### Information supplied

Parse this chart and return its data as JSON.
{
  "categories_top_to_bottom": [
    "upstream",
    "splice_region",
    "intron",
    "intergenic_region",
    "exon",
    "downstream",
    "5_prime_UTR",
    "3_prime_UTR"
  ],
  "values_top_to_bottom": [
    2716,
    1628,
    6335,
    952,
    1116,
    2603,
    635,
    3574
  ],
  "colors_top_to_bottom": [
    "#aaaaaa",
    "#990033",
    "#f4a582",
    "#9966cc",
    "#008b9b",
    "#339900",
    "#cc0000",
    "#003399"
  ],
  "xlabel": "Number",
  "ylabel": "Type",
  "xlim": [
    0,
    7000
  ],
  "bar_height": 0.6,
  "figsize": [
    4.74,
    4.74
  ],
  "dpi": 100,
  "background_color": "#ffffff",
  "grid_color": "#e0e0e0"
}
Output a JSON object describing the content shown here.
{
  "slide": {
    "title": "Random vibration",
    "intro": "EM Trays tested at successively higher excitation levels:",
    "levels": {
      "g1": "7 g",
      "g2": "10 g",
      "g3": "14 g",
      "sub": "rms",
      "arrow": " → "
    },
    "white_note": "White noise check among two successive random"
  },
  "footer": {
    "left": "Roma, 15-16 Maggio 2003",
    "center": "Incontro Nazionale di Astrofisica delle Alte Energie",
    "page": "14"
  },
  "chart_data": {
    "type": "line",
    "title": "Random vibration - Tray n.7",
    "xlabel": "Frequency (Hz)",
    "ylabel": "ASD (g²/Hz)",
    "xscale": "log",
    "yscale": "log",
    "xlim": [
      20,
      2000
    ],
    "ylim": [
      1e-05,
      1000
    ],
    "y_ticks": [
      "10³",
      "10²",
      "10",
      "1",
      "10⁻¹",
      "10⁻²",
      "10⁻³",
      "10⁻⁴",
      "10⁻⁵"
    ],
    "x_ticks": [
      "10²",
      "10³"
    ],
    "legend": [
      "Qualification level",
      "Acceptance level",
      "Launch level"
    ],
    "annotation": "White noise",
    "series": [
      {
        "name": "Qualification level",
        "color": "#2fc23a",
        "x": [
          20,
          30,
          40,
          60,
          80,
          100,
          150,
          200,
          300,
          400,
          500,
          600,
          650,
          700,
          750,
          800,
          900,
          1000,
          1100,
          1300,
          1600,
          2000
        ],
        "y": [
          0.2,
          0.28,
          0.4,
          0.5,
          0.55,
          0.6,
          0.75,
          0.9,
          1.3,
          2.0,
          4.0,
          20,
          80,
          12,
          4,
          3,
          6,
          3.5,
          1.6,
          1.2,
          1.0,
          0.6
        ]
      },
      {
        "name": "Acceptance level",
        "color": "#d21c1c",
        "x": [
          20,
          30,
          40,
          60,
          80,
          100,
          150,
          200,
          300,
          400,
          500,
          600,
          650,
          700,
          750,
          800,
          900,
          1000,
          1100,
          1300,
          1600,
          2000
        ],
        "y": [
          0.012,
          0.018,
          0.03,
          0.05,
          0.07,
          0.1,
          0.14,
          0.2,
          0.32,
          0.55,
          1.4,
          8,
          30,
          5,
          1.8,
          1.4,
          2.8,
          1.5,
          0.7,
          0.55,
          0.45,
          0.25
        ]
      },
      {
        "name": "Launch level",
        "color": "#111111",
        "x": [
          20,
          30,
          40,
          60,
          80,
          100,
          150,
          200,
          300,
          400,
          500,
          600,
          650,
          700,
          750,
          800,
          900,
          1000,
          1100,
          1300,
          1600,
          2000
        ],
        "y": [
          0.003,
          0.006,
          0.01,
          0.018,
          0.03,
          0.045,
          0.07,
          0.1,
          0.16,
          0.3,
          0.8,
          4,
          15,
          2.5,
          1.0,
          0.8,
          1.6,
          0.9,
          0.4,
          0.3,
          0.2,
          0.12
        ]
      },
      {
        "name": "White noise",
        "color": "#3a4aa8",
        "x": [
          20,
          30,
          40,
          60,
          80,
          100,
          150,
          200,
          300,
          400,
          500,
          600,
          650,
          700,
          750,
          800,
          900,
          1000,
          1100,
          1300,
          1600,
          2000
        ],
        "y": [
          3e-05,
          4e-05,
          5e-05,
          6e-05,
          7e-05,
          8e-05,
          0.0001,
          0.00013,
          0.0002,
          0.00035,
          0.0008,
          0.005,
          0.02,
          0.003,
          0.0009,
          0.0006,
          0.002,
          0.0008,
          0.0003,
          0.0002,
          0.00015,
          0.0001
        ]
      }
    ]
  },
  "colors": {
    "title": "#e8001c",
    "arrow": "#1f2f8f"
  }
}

### What you have to do
Each of the records should be retyped exactly.

### Exercise response
Parse this chart and return its data as JSON.
{
  "categories_top_to_bottom": [
    "upstream",
    "splice_region",
    "intron",
    "intergenic_region",
    "exon",
    "downstream",
    "5_prime_UTR",
    "3_prime_UTR"
  ],
  "values_top_to_bottom": [
    2716,
    1628,
    6335,
    952,
    1116,
    2603,
    635,
    3574
  ],
  "colors_top_to_bottom": [
    "#aaaaaa",
    "#990033",
    "#f4a582",
    "#9966cc",
    "#008b9b",
    "#339900",
    "#cc0000",
    "#003399"
  ],
  "xlabel": "Number",
  "ylabel": "Type",
  "xlim": [
    0,
    7000
  ],
  "bar_height": 0.6,
  "figsize": [
    4.74,
    4.74
  ],
  "dpi": 100,
  "background_color": "#ffffff",
  "grid_color": "#e0e0e0"
}
Output a JSON object describing the content shown here.
{
  "slide": {
    "title": "Random vibration",
    "intro": "EM Trays tested at successively higher excitation levels:",
    "levels": {
      "g1": "7 g",
      "g2": "10 g",
      "g3": "14 g",
      "sub": "rms",
      "arrow": " → "
    },
    "white_note": "White noise check among two successive random"
  },
  "footer": {
    "left": "Roma, 15-16 Maggio 2003",
    "center": "Incontro Nazionale di Astrofisica delle Alte Energie",
    "page": "14"
  },
  "chart_data": {
    "type": "line",
    "title": "Random vibration - Tray n.7",
    "xlabel": "Frequency (Hz)",
    "ylabel": "ASD (g²/Hz)",
    "xscale": "log",
    "yscale": "log",
    "xlim": [
      20,
      2000
    ],
    "ylim": [
      1e-05,
      1000
    ],
    "y_ticks": [
      "10³",
      "10²",
      "10",
      "1",
      "10⁻¹",
      "10⁻²",
      "10⁻³",
      "10⁻⁴",
      "10⁻⁵"
    ],
    "x_ticks": [
      "10²",
      "10³"
    ],
    "legend": [
      "Qualification level",
      "Acceptance level",
      "Launch level"
    ],
    "annotation": "White noise",
    "series": [
      {
        "name": "Qualification level",
        "color": "#2fc23a",
        "x": [
          20,
          30,
          40,
          60,
          80,
          100,
          150,
          200,
          300,
          400,
          500,
          600,
          650,
          700,
          750,
          800,
          900,
          1000,
          1100,
          1300,
          1600,
          2000
        ],
        "y": [
          0.2,
          0.28,
          0.4,
          0.5,
          0.55,
          0.6,
          0.75,
          0.9,
          1.3,
          2.0,
          4.0,
          20,
          80,
          12,
          4,
          3,
          6,
          3.5,
          1.6,
          1.2,
          1.0,
          0.6
        ]
      },
      {
        "name": "Acceptance level",
        "color": "#d21c1c",
        "x": [
          20,
          30,
          40,
          60,
          80,
          100,
          150,
          200,
          300,
          400,
          500,
          600,
          650,
          700,
          750,
          800,
          900,
          1000,
          1100,
          1300,
          1600,
          2000
        ],
        "y": [
          0.012,
          0.018,
          0.03,
          0.05,
          0.07,
          0.1,
          0.14,
          0.2,
          0.32,
          0.55,
          1.4,
          8,
          30,
          5,
          1.8,
          1.4,
          2.8,
          1.5,
          0.7,
          0.55,
          0.45,
          0.25
        ]
      },
      {
        "name": "Launch level",
        "color": "#111111",
        "x": [
          20,
          30,
          40,
          60,
          80,
          100,
          150,
          200,
          300,
          400,
          500,
          600,
          650,
          700,
          750,
          800,
          900,
          1000,
          1100,
          1300,
          1600,
          2000
        ],
        "y": [
          0.003,
          0.006,
          0.01,
          0.018,
          0.03,
          0.045,
          0.07,
          0.1,
          0.16,
          0.3,
          0.8,
          4,
          15,
          2.5,
          1.0,
          0.8,
          1.6,
          0.9,
          0.4,
          0.3,
          0.2,
          0.12
        ]
      },
      {
        "name": "White noise",
        "color": "#3a4aa8",
        "x": [
          20,
          30,
          40,
          60,
          80,
          100,
          150,
          200,
          300,
          400,
          500,
          600,
          650,
          700,
          750,
          800,
          900,
          1000,
          1100,
          1300,
          1600,
          2000
        ],
        "y": [
          3e-05,
          4e-05,
          5e-05,
          6e-05,
          7e-05,
          8e-05,
          0.0001,
          0.00013,
          0.0002,
          0.00035,
          0.0008,
          0.005,
          0.02,
          0.003,
          0.0009,
          0.0006,
          0.002,
          0.0008,
          0.0003,
          0.0002,
          0.00015,
          0.0001
        ]
      }
    ]
  },
  "colors": {
    "title": "#e8001c",
    "arrow": "#1f2f8f"
  }
}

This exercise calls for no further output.